_WHAT IS REQUIRED:_
Reproduce the listing below in its entirety. Change nothing.

Stored dataset items:
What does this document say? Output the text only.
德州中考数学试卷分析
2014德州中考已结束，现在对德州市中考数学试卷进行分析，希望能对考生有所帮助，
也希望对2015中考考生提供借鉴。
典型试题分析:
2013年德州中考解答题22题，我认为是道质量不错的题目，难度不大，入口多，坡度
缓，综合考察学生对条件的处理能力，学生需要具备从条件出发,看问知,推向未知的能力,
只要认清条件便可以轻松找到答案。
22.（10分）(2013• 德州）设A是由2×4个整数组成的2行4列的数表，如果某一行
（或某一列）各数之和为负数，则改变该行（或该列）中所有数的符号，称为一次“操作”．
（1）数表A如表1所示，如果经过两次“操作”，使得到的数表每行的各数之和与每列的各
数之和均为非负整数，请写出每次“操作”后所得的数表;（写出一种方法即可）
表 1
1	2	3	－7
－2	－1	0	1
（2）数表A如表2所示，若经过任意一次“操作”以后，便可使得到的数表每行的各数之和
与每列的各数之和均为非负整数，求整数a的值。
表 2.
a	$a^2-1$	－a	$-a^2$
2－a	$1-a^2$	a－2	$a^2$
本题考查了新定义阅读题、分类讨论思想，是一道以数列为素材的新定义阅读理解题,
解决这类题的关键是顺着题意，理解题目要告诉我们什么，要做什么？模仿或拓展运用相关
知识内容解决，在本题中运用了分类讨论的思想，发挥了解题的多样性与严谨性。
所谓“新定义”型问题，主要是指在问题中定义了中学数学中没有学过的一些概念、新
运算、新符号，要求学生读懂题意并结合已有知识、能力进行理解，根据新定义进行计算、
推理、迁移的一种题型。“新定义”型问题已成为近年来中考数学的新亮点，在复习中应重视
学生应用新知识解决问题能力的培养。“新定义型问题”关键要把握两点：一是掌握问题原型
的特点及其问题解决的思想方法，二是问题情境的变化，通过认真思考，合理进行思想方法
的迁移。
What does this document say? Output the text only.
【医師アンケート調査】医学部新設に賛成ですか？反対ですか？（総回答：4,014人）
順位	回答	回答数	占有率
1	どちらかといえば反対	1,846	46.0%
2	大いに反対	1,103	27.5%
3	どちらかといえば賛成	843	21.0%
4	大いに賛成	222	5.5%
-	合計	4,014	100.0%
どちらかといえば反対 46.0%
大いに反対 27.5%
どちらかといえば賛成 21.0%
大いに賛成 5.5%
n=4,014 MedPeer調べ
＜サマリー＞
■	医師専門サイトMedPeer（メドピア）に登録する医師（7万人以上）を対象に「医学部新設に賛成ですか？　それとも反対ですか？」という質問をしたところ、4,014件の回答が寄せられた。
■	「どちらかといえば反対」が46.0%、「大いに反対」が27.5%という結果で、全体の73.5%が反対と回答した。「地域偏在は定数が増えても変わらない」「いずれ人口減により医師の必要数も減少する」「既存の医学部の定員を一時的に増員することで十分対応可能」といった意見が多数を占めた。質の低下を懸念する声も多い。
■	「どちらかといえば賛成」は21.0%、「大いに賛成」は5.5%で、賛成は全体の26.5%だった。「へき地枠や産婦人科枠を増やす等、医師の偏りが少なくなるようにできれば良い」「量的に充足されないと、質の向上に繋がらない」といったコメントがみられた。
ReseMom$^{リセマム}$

_THE OUTPUT:_
What does this document say? Output the text only.
德州中考数学试卷分析
2014德州中考已结束，现在对德州市中考数学试卷进行分析，希望能对考生有所帮助，
也希望对2015中考考生提供借鉴。
典型试题分析:
2013年德州中考解答题22题，我认为是道质量不错的题目，难度不大，入口多，坡度
缓，综合考察学生对条件的处理能力，学生需要具备从条件出发,看问知,推向未知的能力,
只要认清条件便可以轻松找到答案。
22.（10分）(2013• 德州）设A是由2×4个整数组成的2行4列的数表，如果某一行
（或某一列）各数之和为负数，则改变该行（或该列）中所有数的符号，称为一次“操作”．
（1）数表A如表1所示，如果经过两次“操作”，使得到的数表每行的各数之和与每列的各
数之和均为非负整数，请写出每次“操作”后所得的数表;（写出一种方法即可）
表 1
1	2	3	－7
－2	－1	0	1
（2）数表A如表2所示，若经过任意一次“操作”以后，便可使得到的数表每行的各数之和
与每列的各数之和均为非负整数，求整数a的值。
表 2.
a	$a^2-1$	－a	$-a^2$
2－a	$1-a^2$	a－2	$a^2$
本题考查了新定义阅读题、分类讨论思想，是一道以数列为素材的新定义阅读理解题,
解决这类题的关键是顺着题意，理解题目要告诉我们什么，要做什么？模仿或拓展运用相关
知识内容解决，在本题中运用了分类讨论的思想，发挥了解题的多样性与严谨性。
所谓“新定义”型问题，主要是指在问题中定义了中学数学中没有学过的一些概念、新
运算、新符号，要求学生读懂题意并结合已有知识、能力进行理解，根据新定义进行计算、
推理、迁移的一种题型。“新定义”型问题已成为近年来中考数学的新亮点，在复习中应重视
学生应用新知识解决问题能力的培养。“新定义型问题”关键要把握两点：一是掌握问题原型
的特点及其问题解决的思想方法，二是问题情境的变化，通过认真思考，合理进行思想方法
的迁移。
What does this document say? Output the text only.
【医師アンケート調査】医学部新設に賛成ですか？反対ですか？（総回答：4,014人）
順位	回答	回答数	占有率
1	どちらかといえば反対	1,846	46.0%
2	大いに反対	1,103	27.5%
3	どちらかといえば賛成	843	21.0%
4	大いに賛成	222	5.5%
-	合計	4,014	100.0%
どちらかといえば反対 46.0%
大いに反対 27.5%
どちらかといえば賛成 21.0%
大いに賛成 5.5%
n=4,014 MedPeer調べ
＜サマリー＞
■	医師専門サイトMedPeer（メドピア）に登録する医師（7万人以上）を対象に「医学部新設に賛成ですか？　それとも反対ですか？」という質問をしたところ、4,014件の回答が寄せられた。
■	「どちらかといえば反対」が46.0%、「大いに反対」が27.5%という結果で、全体の73.5%が反対と回答した。「地域偏在は定数が増えても変わらない」「いずれ人口減により医師の必要数も減少する」「既存の医学部の定員を一時的に増員することで十分対応可能」といった意見が多数を占めた。質の低下を懸念する声も多い。
■	「どちらかといえば賛成」は21.0%、「大いに賛成」は5.5%で、賛成は全体の26.5%だった。「へき地枠や産婦人科枠を増やす等、医師の偏りが少なくなるようにできれば良い」「量的に充足されないと、質の向上に繋がらない」といったコメントがみられた。
ReseMom$^{リセマム}$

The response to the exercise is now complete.